** BEGIN INFORMATION SUPPLIED **
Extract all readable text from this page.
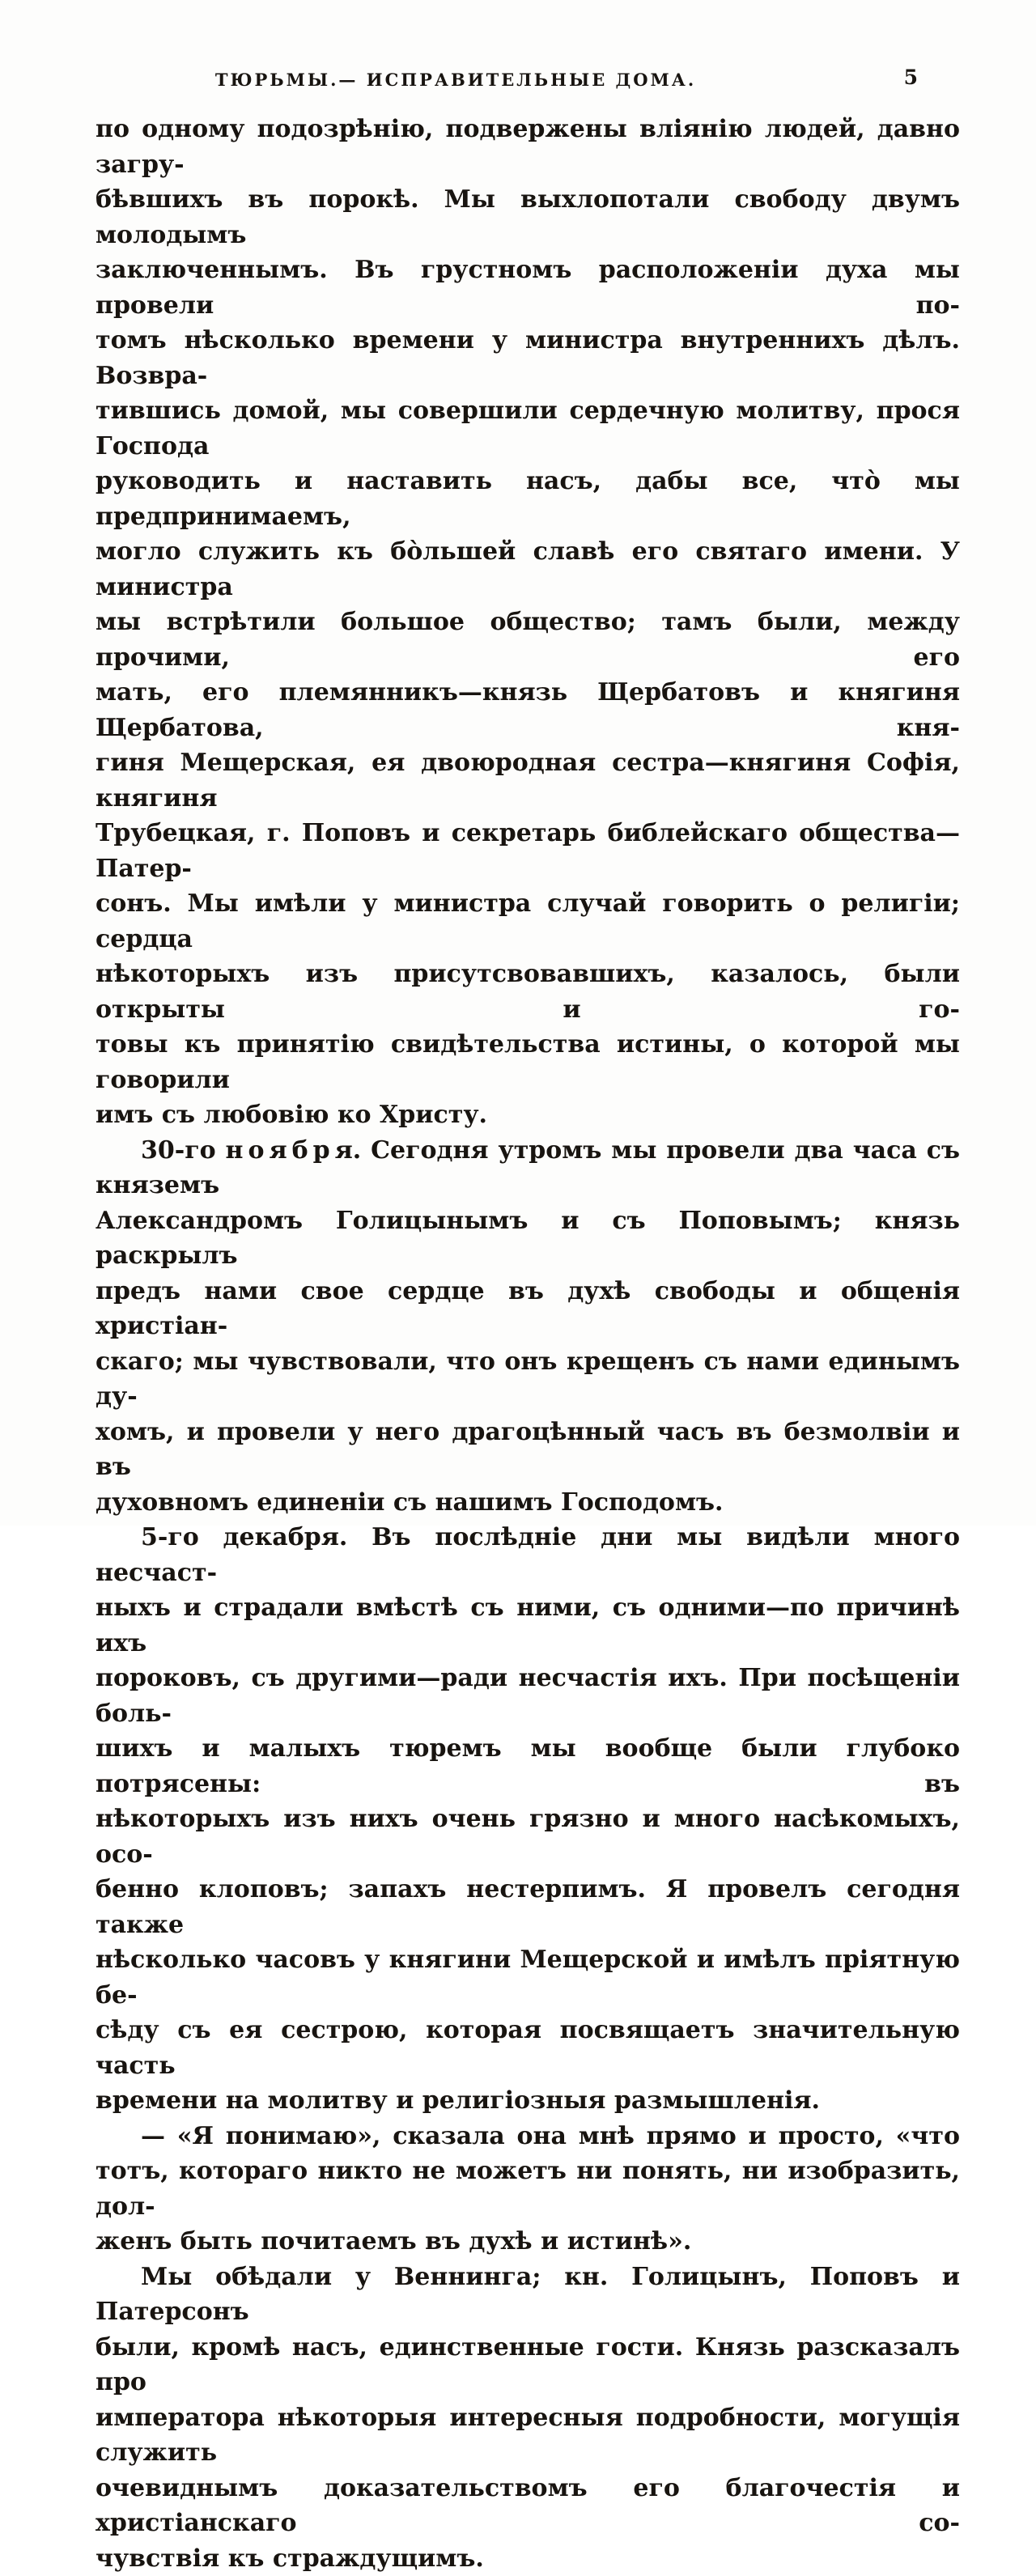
ТЮРЬМЫ.— ИСПРАВИТЕЛЬНЫЕ ДОМА.	5
по одному подозрѣнію, подвержены вліянію людей, давно загру-
бѣвшихъ въ порокѣ. Мы выхлопотали свободу двумъ молодымъ
заключеннымъ. Въ грустномъ расположеніи духа мы провели по-
томъ нѣсколько времени у министра внутреннихъ дѣлъ. Возвра-
тившись домой, мы совершили сердечную молитву, прося Господа
руководить и наставить насъ, дабы все, что̀ мы предпринимаемъ,
могло служить къ бо̀льшей славѣ его святаго имени. У министра
мы встрѣтили большое общество; тамъ были, между прочими, его
мать, его племянникъ—князь Щербатовъ и княгиня Щербатова, кня-
гиня Мещерская, ея двоюродная сестра—княгиня Софія, княгиня
Трубецкая, г. Поповъ и секретарь библейскаго общества—Патер-
сонъ. Мы имѣли у министра случай говорить о религіи; сердца
нѣкоторыхъ изъ присутсвовавшихъ, казалось, были открыты и го-
товы къ принятію свидѣтельства истины, о которой мы говорили
имъ съ любовію ко Христу.
30-го н о я б р я. Сегодня утромъ мы провели два часа съ княземъ
Александромъ Голицынымъ и съ Поповымъ; князь раскрылъ
предъ нами свое сердце въ духѣ свободы и общенія христіан-
скаго; мы чувствовали, что онъ крещенъ съ нами единымъ ду-
хомъ, и провели у него драгоцѣнный часъ въ безмолвіи и въ
духовномъ единеніи съ нашимъ Господомъ.
5-го декабря. Въ послѣдніе дни мы видѣли много несчаст-
ныхъ и страдали вмѣстѣ съ ними, съ одними—по причинѣ ихъ
пороковъ, съ другими—ради несчастія ихъ. При посѣщеніи боль-
шихъ и малыхъ тюремъ мы вообще были глубоко потрясены: въ
нѣкоторыхъ изъ нихъ очень грязно и много насѣкомыхъ, осо-
бенно клоповъ; запахъ нестерпимъ. Я провелъ сегодня также
нѣсколько часовъ у княгини Мещерской и имѣлъ пріятную бе-
сѣду съ ея сестрою, которая посвящаетъ значительную часть
времени на молитву и религіозныя размышленія.
— «Я понимаю», сказала она мнѣ прямо и просто, «что
тотъ, котораго никто не можетъ ни понять, ни изобразить, дол-
женъ быть почитаемъ въ духѣ и истинѣ».
Мы обѣдали у Веннинга; кн. Голицынъ, Поповъ и Патерсонъ
были, кромѣ насъ, единственные гости. Князь разсказалъ про
императора нѣкоторыя интересныя подробности, могущія служить
очевиднымъ доказательствомъ его благочестія и христіанскаго со-
чувствія къ страждущимъ.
** END INFORMATION SUPPLIED **
→ WHAT IS NEEDED: Transcribe every entry word for word, but omit the pictures.

→ OUTPUT:
Extract all readable text from this page.
ТЮРЬМЫ.— ИСПРАВИТЕЛЬНЫЕ ДОМА.	5
по одному подозрѣнію, подвержены вліянію людей, давно загру-
бѣвшихъ въ порокѣ. Мы выхлопотали свободу двумъ молодымъ
заключеннымъ. Въ грустномъ расположеніи духа мы провели по-
томъ нѣсколько времени у министра внутреннихъ дѣлъ. Возвра-
тившись домой, мы совершили сердечную молитву, прося Господа
руководить и наставить насъ, дабы все, что̀ мы предпринимаемъ,
могло служить къ бо̀льшей славѣ его святаго имени. У министра
мы встрѣтили большое общество; тамъ были, между прочими, его
мать, его племянникъ—князь Щербатовъ и княгиня Щербатова, кня-
гиня Мещерская, ея двоюродная сестра—княгиня Софія, княгиня
Трубецкая, г. Поповъ и секретарь библейскаго общества—Патер-
сонъ. Мы имѣли у министра случай говорить о религіи; сердца
нѣкоторыхъ изъ присутсвовавшихъ, казалось, были открыты и го-
товы къ принятію свидѣтельства истины, о которой мы говорили
имъ съ любовію ко Христу.
30-го н о я б р я. Сегодня утромъ мы провели два часа съ княземъ
Александромъ Голицынымъ и съ Поповымъ; князь раскрылъ
предъ нами свое сердце въ духѣ свободы и общенія христіан-
скаго; мы чувствовали, что онъ крещенъ съ нами единымъ ду-
хомъ, и провели у него драгоцѣнный часъ въ безмолвіи и въ
духовномъ единеніи съ нашимъ Господомъ.
5-го декабря. Въ послѣдніе дни мы видѣли много несчаст-
ныхъ и страдали вмѣстѣ съ ними, съ одними—по причинѣ ихъ
пороковъ, съ другими—ради несчастія ихъ. При посѣщеніи боль-
шихъ и малыхъ тюремъ мы вообще были глубоко потрясены: въ
нѣкоторыхъ изъ нихъ очень грязно и много насѣкомыхъ, осо-
бенно клоповъ; запахъ нестерпимъ. Я провелъ сегодня также
нѣсколько часовъ у княгини Мещерской и имѣлъ пріятную бе-
сѣду съ ея сестрою, которая посвящаетъ значительную часть
времени на молитву и религіозныя размышленія.
— «Я понимаю», сказала она мнѣ прямо и просто, «что
тотъ, котораго никто не можетъ ни понять, ни изобразить, дол-
женъ быть почитаемъ въ духѣ и истинѣ».
Мы обѣдали у Веннинга; кн. Голицынъ, Поповъ и Патерсонъ
были, кромѣ насъ, единственные гости. Князь разсказалъ про
императора нѣкоторыя интересныя подробности, могущія служить
очевиднымъ доказательствомъ его благочестія и христіанскаго со-
чувствія къ страждущимъ.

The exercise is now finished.